=== Supplied records ===

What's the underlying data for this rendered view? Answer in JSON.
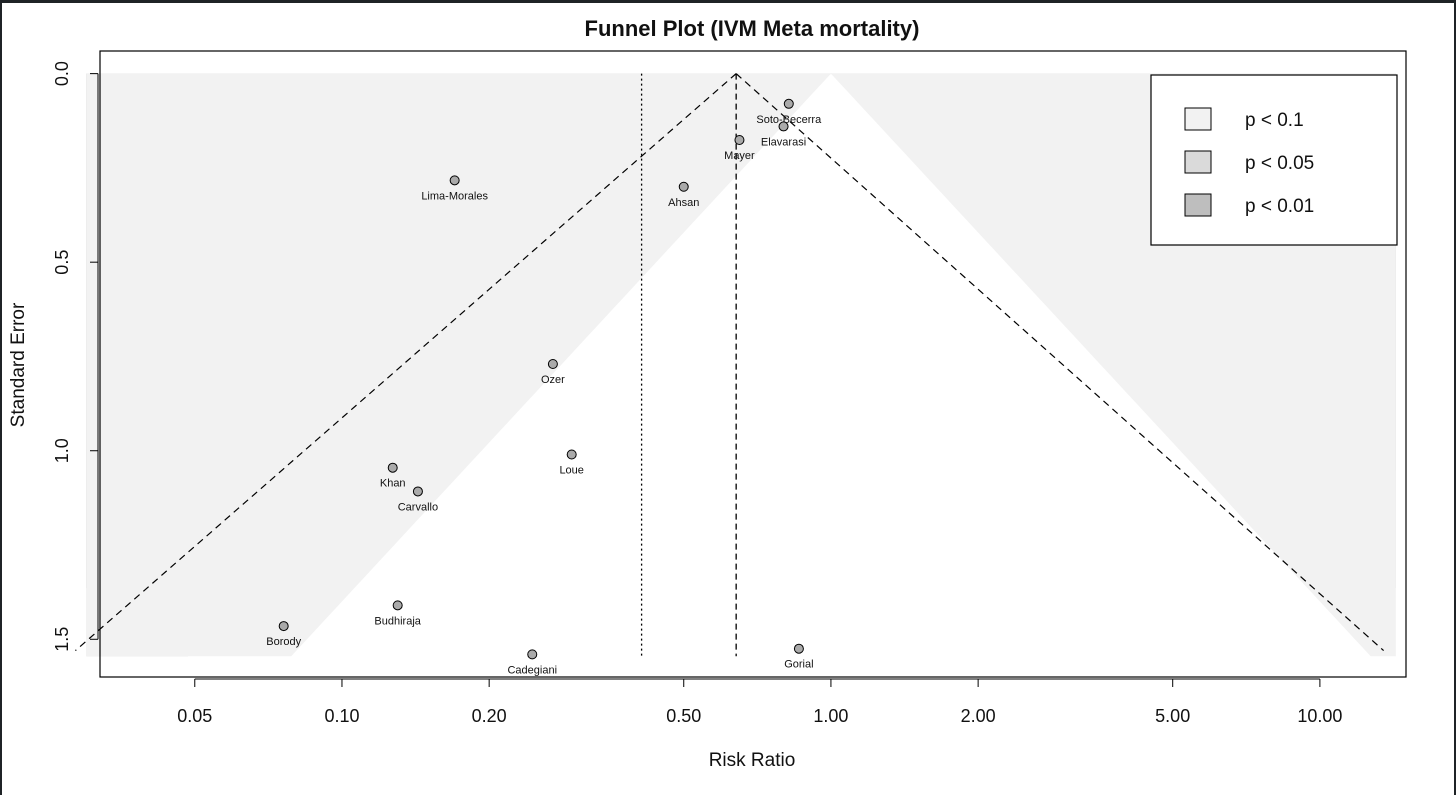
{
  "chart_data": {
    "type": "scatter",
    "title": "Funnel Plot (IVM Meta mortality)",
    "xlabel": "Risk Ratio",
    "ylabel": "Standard Error",
    "x_scale": "log",
    "xlim": [
      0.032,
      15.0
    ],
    "ylim": [
      1.6,
      -0.06
    ],
    "x_ticks": [
      0.05,
      0.1,
      0.2,
      0.5,
      1.0,
      2.0,
      5.0,
      10.0
    ],
    "x_tick_labels": [
      "0.05",
      "0.10",
      "0.20",
      "0.50",
      "1.00",
      "2.00",
      "5.00",
      "10.00"
    ],
    "y_ticks": [
      0.0,
      0.5,
      1.0,
      1.5
    ],
    "y_tick_labels": [
      "0.0",
      "0.5",
      "1.0",
      "1.5"
    ],
    "contour_reference": 1.0,
    "contour_se_max": 1.545,
    "contour_x_range": [
      0.03,
      14.3
    ],
    "pooled_estimate": 0.64,
    "null_line_dotted": 0.41,
    "funnel_x_range": [
      0.0285,
      13.5
    ],
    "funnel_se_max": 1.53,
    "contours": [
      {
        "label": "p < 0.1",
        "z": 1.645,
        "color": "#f2f2f2"
      },
      {
        "label": "p < 0.05",
        "z": 1.96,
        "color": "#dadada"
      },
      {
        "label": "p < 0.01",
        "z": 2.576,
        "color": "#bebebe"
      }
    ],
    "legend_position": "top-right",
    "studies": [
      {
        "name": "Soto-Becerra",
        "rr": 0.82,
        "se": 0.08
      },
      {
        "name": "Elavarasi",
        "rr": 0.8,
        "se": 0.14
      },
      {
        "name": "Mayer",
        "rr": 0.65,
        "se": 0.176
      },
      {
        "name": "Ahsan",
        "rr": 0.5,
        "se": 0.3
      },
      {
        "name": "Lima-Morales",
        "rr": 0.17,
        "se": 0.283
      },
      {
        "name": "Ozer",
        "rr": 0.27,
        "se": 0.77
      },
      {
        "name": "Loue",
        "rr": 0.295,
        "se": 1.01
      },
      {
        "name": "Khan",
        "rr": 0.127,
        "se": 1.045
      },
      {
        "name": "Carvallo",
        "rr": 0.143,
        "se": 1.108
      },
      {
        "name": "Budhiraja",
        "rr": 0.13,
        "se": 1.41
      },
      {
        "name": "Borody",
        "rr": 0.076,
        "se": 1.465
      },
      {
        "name": "Cadegiani",
        "rr": 0.245,
        "se": 1.54
      },
      {
        "name": "Gorial",
        "rr": 0.86,
        "se": 1.525
      }
    ],
    "marker_color": "#aaaaaa"
  }
}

===

Task objective: Every record must be copied exactly, with images dropped from the result.

Response to the exercise:
What's the underlying data for this rendered view? Answer in JSON.
{
  "chart_data": {
    "type": "scatter",
    "title": "Funnel Plot (IVM Meta mortality)",
    "xlabel": "Risk Ratio",
    "ylabel": "Standard Error",
    "x_scale": "log",
    "xlim": [
      0.032,
      15.0
    ],
    "ylim": [
      1.6,
      -0.06
    ],
    "x_ticks": [
      0.05,
      0.1,
      0.2,
      0.5,
      1.0,
      2.0,
      5.0,
      10.0
    ],
    "x_tick_labels": [
      "0.05",
      "0.10",
      "0.20",
      "0.50",
      "1.00",
      "2.00",
      "5.00",
      "10.00"
    ],
    "y_ticks": [
      0.0,
      0.5,
      1.0,
      1.5
    ],
    "y_tick_labels": [
      "0.0",
      "0.5",
      "1.0",
      "1.5"
    ],
    "contour_reference": 1.0,
    "contour_se_max": 1.545,
    "contour_x_range": [
      0.03,
      14.3
    ],
    "pooled_estimate": 0.64,
    "null_line_dotted": 0.41,
    "funnel_x_range": [
      0.0285,
      13.5
    ],
    "funnel_se_max": 1.53,
    "contours": [
      {
        "label": "p < 0.1",
        "z": 1.645,
        "color": "#f2f2f2"
      },
      {
        "label": "p < 0.05",
        "z": 1.96,
        "color": "#dadada"
      },
      {
        "label": "p < 0.01",
        "z": 2.576,
        "color": "#bebebe"
      }
    ],
    "legend_position": "top-right",
    "studies": [
      {
        "name": "Soto-Becerra",
        "rr": 0.82,
        "se": 0.08
      },
      {
        "name": "Elavarasi",
        "rr": 0.8,
        "se": 0.14
      },
      {
        "name": "Mayer",
        "rr": 0.65,
        "se": 0.176
      },
      {
        "name": "Ahsan",
        "rr": 0.5,
        "se": 0.3
      },
      {
        "name": "Lima-Morales",
        "rr": 0.17,
        "se": 0.283
      },
      {
        "name": "Ozer",
        "rr": 0.27,
        "se": 0.77
      },
      {
        "name": "Loue",
        "rr": 0.295,
        "se": 1.01
      },
      {
        "name": "Khan",
        "rr": 0.127,
        "se": 1.045
      },
      {
        "name": "Carvallo",
        "rr": 0.143,
        "se": 1.108
      },
      {
        "name": "Budhiraja",
        "rr": 0.13,
        "se": 1.41
      },
      {
        "name": "Borody",
        "rr": 0.076,
        "se": 1.465
      },
      {
        "name": "Cadegiani",
        "rr": 0.245,
        "se": 1.54
      },
      {
        "name": "Gorial",
        "rr": 0.86,
        "se": 1.525
      }
    ],
    "marker_color": "#aaaaaa"
  }
}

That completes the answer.